__Written exercise__
Write out all the entries word for word and omit any pictures.
-- start of Record list --
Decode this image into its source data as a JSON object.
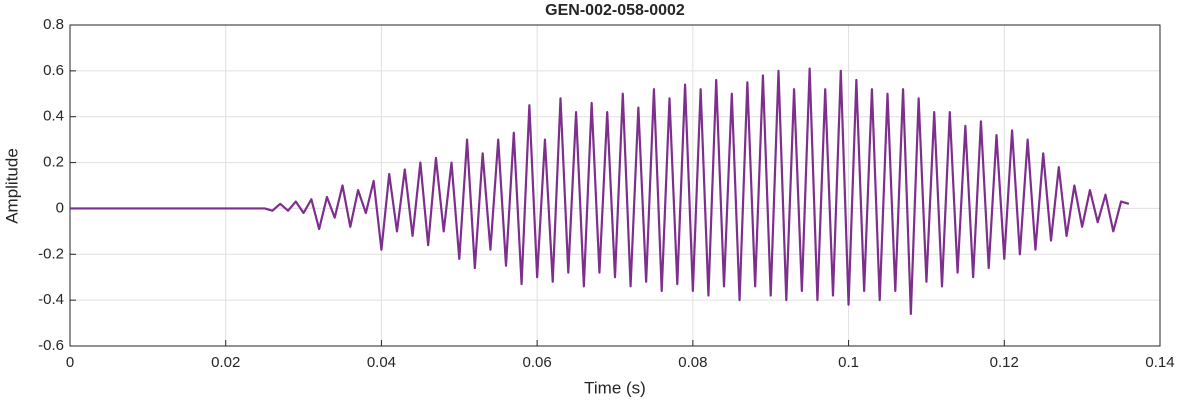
{
  "chart_data": {
    "type": "line",
    "title": "GEN-002-058-0002",
    "xlabel": "Time (s)",
    "ylabel": "Amplitude",
    "x": [
      0,
      0.01,
      0.02,
      0.025,
      0.026,
      0.027,
      0.028,
      0.029,
      0.03,
      0.031,
      0.032,
      0.033,
      0.034,
      0.035,
      0.036,
      0.037,
      0.038,
      0.039,
      0.04,
      0.041,
      0.042,
      0.043,
      0.044,
      0.045,
      0.046,
      0.047,
      0.048,
      0.049,
      0.05,
      0.051,
      0.052,
      0.053,
      0.054,
      0.055,
      0.056,
      0.057,
      0.058,
      0.059,
      0.06,
      0.061,
      0.062,
      0.063,
      0.064,
      0.065,
      0.066,
      0.067,
      0.068,
      0.069,
      0.07,
      0.071,
      0.072,
      0.073,
      0.074,
      0.075,
      0.076,
      0.077,
      0.078,
      0.079,
      0.08,
      0.081,
      0.082,
      0.083,
      0.084,
      0.085,
      0.086,
      0.087,
      0.088,
      0.089,
      0.09,
      0.091,
      0.092,
      0.093,
      0.094,
      0.095,
      0.096,
      0.097,
      0.098,
      0.099,
      0.1,
      0.101,
      0.102,
      0.103,
      0.104,
      0.105,
      0.106,
      0.107,
      0.108,
      0.109,
      0.11,
      0.111,
      0.112,
      0.113,
      0.114,
      0.115,
      0.116,
      0.117,
      0.118,
      0.119,
      0.12,
      0.121,
      0.122,
      0.123,
      0.124,
      0.125,
      0.126,
      0.127,
      0.128,
      0.129,
      0.13,
      0.131,
      0.132,
      0.133,
      0.134,
      0.135,
      0.136
    ],
    "series": [
      {
        "name": "Amplitude",
        "color": "#7e2f8e",
        "values": [
          0,
          0,
          0,
          0,
          -0.01,
          0.02,
          -0.01,
          0.03,
          -0.02,
          0.04,
          -0.09,
          0.05,
          -0.04,
          0.1,
          -0.08,
          0.08,
          -0.02,
          0.12,
          -0.18,
          0.15,
          -0.1,
          0.17,
          -0.12,
          0.2,
          -0.16,
          0.22,
          -0.1,
          0.2,
          -0.22,
          0.3,
          -0.26,
          0.24,
          -0.18,
          0.3,
          -0.25,
          0.33,
          -0.33,
          0.45,
          -0.3,
          0.3,
          -0.32,
          0.48,
          -0.28,
          0.42,
          -0.34,
          0.46,
          -0.28,
          0.42,
          -0.3,
          0.5,
          -0.34,
          0.44,
          -0.32,
          0.52,
          -0.36,
          0.48,
          -0.33,
          0.54,
          -0.36,
          0.52,
          -0.38,
          0.56,
          -0.34,
          0.5,
          -0.4,
          0.55,
          -0.34,
          0.58,
          -0.38,
          0.6,
          -0.4,
          0.52,
          -0.36,
          0.61,
          -0.4,
          0.52,
          -0.38,
          0.6,
          -0.42,
          0.56,
          -0.36,
          0.52,
          -0.4,
          0.5,
          -0.36,
          0.52,
          -0.46,
          0.48,
          -0.32,
          0.42,
          -0.34,
          0.42,
          -0.28,
          0.36,
          -0.3,
          0.38,
          -0.26,
          0.32,
          -0.22,
          0.34,
          -0.2,
          0.3,
          -0.18,
          0.24,
          -0.14,
          0.18,
          -0.12,
          0.1,
          -0.08,
          0.08,
          -0.06,
          0.06,
          -0.1,
          0.03,
          0.02
        ]
      }
    ],
    "xlim": [
      0,
      0.14
    ],
    "xticks": [
      0,
      0.02,
      0.04,
      0.06,
      0.08,
      0.1,
      0.12,
      0.14
    ],
    "ylim": [
      -0.6,
      0.8
    ],
    "yticks": [
      -0.6,
      -0.4,
      -0.2,
      0,
      0.2,
      0.4,
      0.6,
      0.8
    ],
    "grid": true
  }
}
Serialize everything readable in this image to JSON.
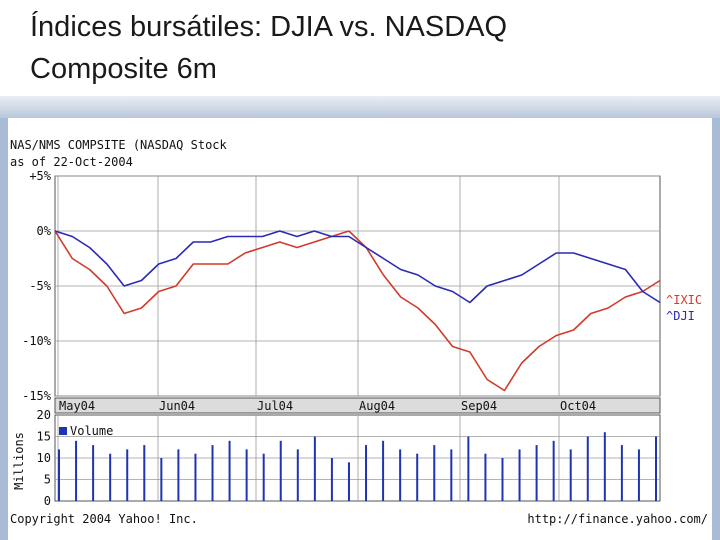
{
  "slide": {
    "title": "Índices bursátiles: DJIA vs. NASDAQ\nComposite 6m"
  },
  "chart_header": {
    "line1": "NAS/NMS COMPSITE (NASDAQ Stock",
    "line2": "as of 22-Oct-2004"
  },
  "footer": {
    "copyright": "Copyright 2004 Yahoo! Inc.",
    "url": "http://finance.yahoo.com/"
  },
  "colors": {
    "ixic": "#d23a2a",
    "dji": "#2a2ab8",
    "volume": "#1f35b0",
    "plot_bg": "#ffffff",
    "grid": "#9a9a9a",
    "band": "#dcdcdc"
  },
  "chart_data": [
    {
      "type": "line",
      "title": "",
      "ylabel": "",
      "ylim": [
        -15,
        5
      ],
      "grid": true,
      "y_ticks": [
        "+5%",
        "0%",
        "-5%",
        "-10%",
        "-15%"
      ],
      "x_ticks": [
        "May04",
        "Jun04",
        "Jul04",
        "Aug04",
        "Sep04",
        "Oct04"
      ],
      "legend": {
        "position": "right",
        "entries": [
          "^IXIC",
          "^DJI"
        ]
      },
      "x": [
        0,
        5,
        10,
        15,
        20,
        25,
        30,
        35,
        40,
        45,
        50,
        55,
        60,
        65,
        70,
        75,
        80,
        85,
        90,
        95,
        100,
        105,
        110,
        115,
        120,
        125,
        130,
        135,
        140,
        145,
        150,
        155,
        160,
        165,
        170,
        175
      ],
      "series": [
        {
          "name": "^IXIC",
          "values": [
            0,
            -2.5,
            -3.5,
            -5.0,
            -7.5,
            -7.0,
            -5.5,
            -5.0,
            -3.0,
            -3.0,
            -3.0,
            -2.0,
            -1.5,
            -1.0,
            -1.5,
            -1.0,
            -0.5,
            0,
            -1.5,
            -4.0,
            -6.0,
            -7.0,
            -8.5,
            -10.5,
            -11.0,
            -13.5,
            -14.5,
            -12.0,
            -10.5,
            -9.5,
            -9.0,
            -7.5,
            -7.0,
            -6.0,
            -5.5,
            -4.5
          ]
        },
        {
          "name": "^DJI",
          "values": [
            0,
            -0.5,
            -1.5,
            -3.0,
            -5.0,
            -4.5,
            -3.0,
            -2.5,
            -1.0,
            -1.0,
            -0.5,
            -0.5,
            -0.5,
            0,
            -0.5,
            0,
            -0.5,
            -0.5,
            -1.5,
            -2.5,
            -3.5,
            -4.0,
            -5.0,
            -5.5,
            -6.5,
            -5.0,
            -4.5,
            -4.0,
            -3.0,
            -2.0,
            -2.0,
            -2.5,
            -3.0,
            -3.5,
            -5.5,
            -6.5
          ]
        }
      ]
    },
    {
      "type": "bar",
      "title": "",
      "ylabel": "Millions",
      "ylim": [
        0,
        20
      ],
      "y_ticks": [
        "20",
        "15",
        "10",
        "5",
        "0"
      ],
      "legend": {
        "position": "top-left",
        "entries": [
          "Volume"
        ]
      },
      "x": [
        0,
        5,
        10,
        15,
        20,
        25,
        30,
        35,
        40,
        45,
        50,
        55,
        60,
        65,
        70,
        75,
        80,
        85,
        90,
        95,
        100,
        105,
        110,
        115,
        120,
        125,
        130,
        135,
        140,
        145,
        150,
        155,
        160,
        165,
        170,
        175
      ],
      "values": [
        12,
        14,
        13,
        11,
        12,
        13,
        10,
        12,
        11,
        13,
        14,
        12,
        11,
        14,
        12,
        15,
        10,
        9,
        13,
        14,
        12,
        11,
        13,
        12,
        15,
        11,
        10,
        12,
        13,
        14,
        12,
        15,
        16,
        13,
        12,
        15
      ]
    }
  ]
}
-- end of Record list --
__Result for this exercise__
Decode this image into its source data as a JSON object.
{
  "chart_data": {
    "type": "line",
    "title": "GEN-002-058-0002",
    "xlabel": "Time (s)",
    "ylabel": "Amplitude",
    "x": [
      0,
      0.01,
      0.02,
      0.025,
      0.026,
      0.027,
      0.028,
      0.029,
      0.03,
      0.031,
      0.032,
      0.033,
      0.034,
      0.035,
      0.036,
      0.037,
      0.038,
      0.039,
      0.04,
      0.041,
      0.042,
      0.043,
      0.044,
      0.045,
      0.046,
      0.047,
      0.048,
      0.049,
      0.05,
      0.051,
      0.052,
      0.053,
      0.054,
      0.055,
      0.056,
      0.057,
      0.058,
      0.059,
      0.06,
      0.061,
      0.062,
      0.063,
      0.064,
      0.065,
      0.066,
      0.067,
      0.068,
      0.069,
      0.07,
      0.071,
      0.072,
      0.073,
      0.074,
      0.075,
      0.076,
      0.077,
      0.078,
      0.079,
      0.08,
      0.081,
      0.082,
      0.083,
      0.084,
      0.085,
      0.086,
      0.087,
      0.088,
      0.089,
      0.09,
      0.091,
      0.092,
      0.093,
      0.094,
      0.095,
      0.096,
      0.097,
      0.098,
      0.099,
      0.1,
      0.101,
      0.102,
      0.103,
      0.104,
      0.105,
      0.106,
      0.107,
      0.108,
      0.109,
      0.11,
      0.111,
      0.112,
      0.113,
      0.114,
      0.115,
      0.116,
      0.117,
      0.118,
      0.119,
      0.12,
      0.121,
      0.122,
      0.123,
      0.124,
      0.125,
      0.126,
      0.127,
      0.128,
      0.129,
      0.13,
      0.131,
      0.132,
      0.133,
      0.134,
      0.135,
      0.136
    ],
    "series": [
      {
        "name": "Amplitude",
        "color": "#7e2f8e",
        "values": [
          0,
          0,
          0,
          0,
          -0.01,
          0.02,
          -0.01,
          0.03,
          -0.02,
          0.04,
          -0.09,
          0.05,
          -0.04,
          0.1,
          -0.08,
          0.08,
          -0.02,
          0.12,
          -0.18,
          0.15,
          -0.1,
          0.17,
          -0.12,
          0.2,
          -0.16,
          0.22,
          -0.1,
          0.2,
          -0.22,
          0.3,
          -0.26,
          0.24,
          -0.18,
          0.3,
          -0.25,
          0.33,
          -0.33,
          0.45,
          -0.3,
          0.3,
          -0.32,
          0.48,
          -0.28,
          0.42,
          -0.34,
          0.46,
          -0.28,
          0.42,
          -0.3,
          0.5,
          -0.34,
          0.44,
          -0.32,
          0.52,
          -0.36,
          0.48,
          -0.33,
          0.54,
          -0.36,
          0.52,
          -0.38,
          0.56,
          -0.34,
          0.5,
          -0.4,
          0.55,
          -0.34,
          0.58,
          -0.38,
          0.6,
          -0.4,
          0.52,
          -0.36,
          0.61,
          -0.4,
          0.52,
          -0.38,
          0.6,
          -0.42,
          0.56,
          -0.36,
          0.52,
          -0.4,
          0.5,
          -0.36,
          0.52,
          -0.46,
          0.48,
          -0.32,
          0.42,
          -0.34,
          0.42,
          -0.28,
          0.36,
          -0.3,
          0.38,
          -0.26,
          0.32,
          -0.22,
          0.34,
          -0.2,
          0.3,
          -0.18,
          0.24,
          -0.14,
          0.18,
          -0.12,
          0.1,
          -0.08,
          0.08,
          -0.06,
          0.06,
          -0.1,
          0.03,
          0.02
        ]
      }
    ],
    "xlim": [
      0,
      0.14
    ],
    "xticks": [
      0,
      0.02,
      0.04,
      0.06,
      0.08,
      0.1,
      0.12,
      0.14
    ],
    "ylim": [
      -0.6,
      0.8
    ],
    "yticks": [
      -0.6,
      -0.4,
      -0.2,
      0,
      0.2,
      0.4,
      0.6,
      0.8
    ],
    "grid": true
  }
}
Serialize everything readable in this image to JSON.
{
  "slide": {
    "title": "Índices bursátiles: DJIA vs. NASDAQ\nComposite 6m"
  },
  "chart_header": {
    "line1": "NAS/NMS COMPSITE (NASDAQ Stock",
    "line2": "as of 22-Oct-2004"
  },
  "footer": {
    "copyright": "Copyright 2004 Yahoo! Inc.",
    "url": "http://finance.yahoo.com/"
  },
  "colors": {
    "ixic": "#d23a2a",
    "dji": "#2a2ab8",
    "volume": "#1f35b0",
    "plot_bg": "#ffffff",
    "grid": "#9a9a9a",
    "band": "#dcdcdc"
  },
  "chart_data": [
    {
      "type": "line",
      "title": "",
      "ylabel": "",
      "ylim": [
        -15,
        5
      ],
      "grid": true,
      "y_ticks": [
        "+5%",
        "0%",
        "-5%",
        "-10%",
        "-15%"
      ],
      "x_ticks": [
        "May04",
        "Jun04",
        "Jul04",
        "Aug04",
        "Sep04",
        "Oct04"
      ],
      "legend": {
        "position": "right",
        "entries": [
          "^IXIC",
          "^DJI"
        ]
      },
      "x": [
        0,
        5,
        10,
        15,
        20,
        25,
        30,
        35,
        40,
        45,
        50,
        55,
        60,
        65,
        70,
        75,
        80,
        85,
        90,
        95,
        100,
        105,
        110,
        115,
        120,
        125,
        130,
        135,
        140,
        145,
        150,
        155,
        160,
        165,
        170,
        175
      ],
      "series": [
        {
          "name": "^IXIC",
          "values": [
            0,
            -2.5,
            -3.5,
            -5.0,
            -7.5,
            -7.0,
            -5.5,
            -5.0,
            -3.0,
            -3.0,
            -3.0,
            -2.0,
            -1.5,
            -1.0,
            -1.5,
            -1.0,
            -0.5,
            0,
            -1.5,
            -4.0,
            -6.0,
            -7.0,
            -8.5,
            -10.5,
            -11.0,
            -13.5,
            -14.5,
            -12.0,
            -10.5,
            -9.5,
            -9.0,
            -7.5,
            -7.0,
            -6.0,
            -5.5,
            -4.5
          ]
        },
        {
          "name": "^DJI",
          "values": [
            0,
            -0.5,
            -1.5,
            -3.0,
            -5.0,
            -4.5,
            -3.0,
            -2.5,
            -1.0,
            -1.0,
            -0.5,
            -0.5,
            -0.5,
            0,
            -0.5,
            0,
            -0.5,
            -0.5,
            -1.5,
            -2.5,
            -3.5,
            -4.0,
            -5.0,
            -5.5,
            -6.5,
            -5.0,
            -4.5,
            -4.0,
            -3.0,
            -2.0,
            -2.0,
            -2.5,
            -3.0,
            -3.5,
            -5.5,
            -6.5
          ]
        }
      ]
    },
    {
      "type": "bar",
      "title": "",
      "ylabel": "Millions",
      "ylim": [
        0,
        20
      ],
      "y_ticks": [
        "20",
        "15",
        "10",
        "5",
        "0"
      ],
      "legend": {
        "position": "top-left",
        "entries": [
          "Volume"
        ]
      },
      "x": [
        0,
        5,
        10,
        15,
        20,
        25,
        30,
        35,
        40,
        45,
        50,
        55,
        60,
        65,
        70,
        75,
        80,
        85,
        90,
        95,
        100,
        105,
        110,
        115,
        120,
        125,
        130,
        135,
        140,
        145,
        150,
        155,
        160,
        165,
        170,
        175
      ],
      "values": [
        12,
        14,
        13,
        11,
        12,
        13,
        10,
        12,
        11,
        13,
        14,
        12,
        11,
        14,
        12,
        15,
        10,
        9,
        13,
        14,
        12,
        11,
        13,
        12,
        15,
        11,
        10,
        12,
        13,
        14,
        12,
        15,
        16,
        13,
        12,
        15
      ]
    }
  ]
}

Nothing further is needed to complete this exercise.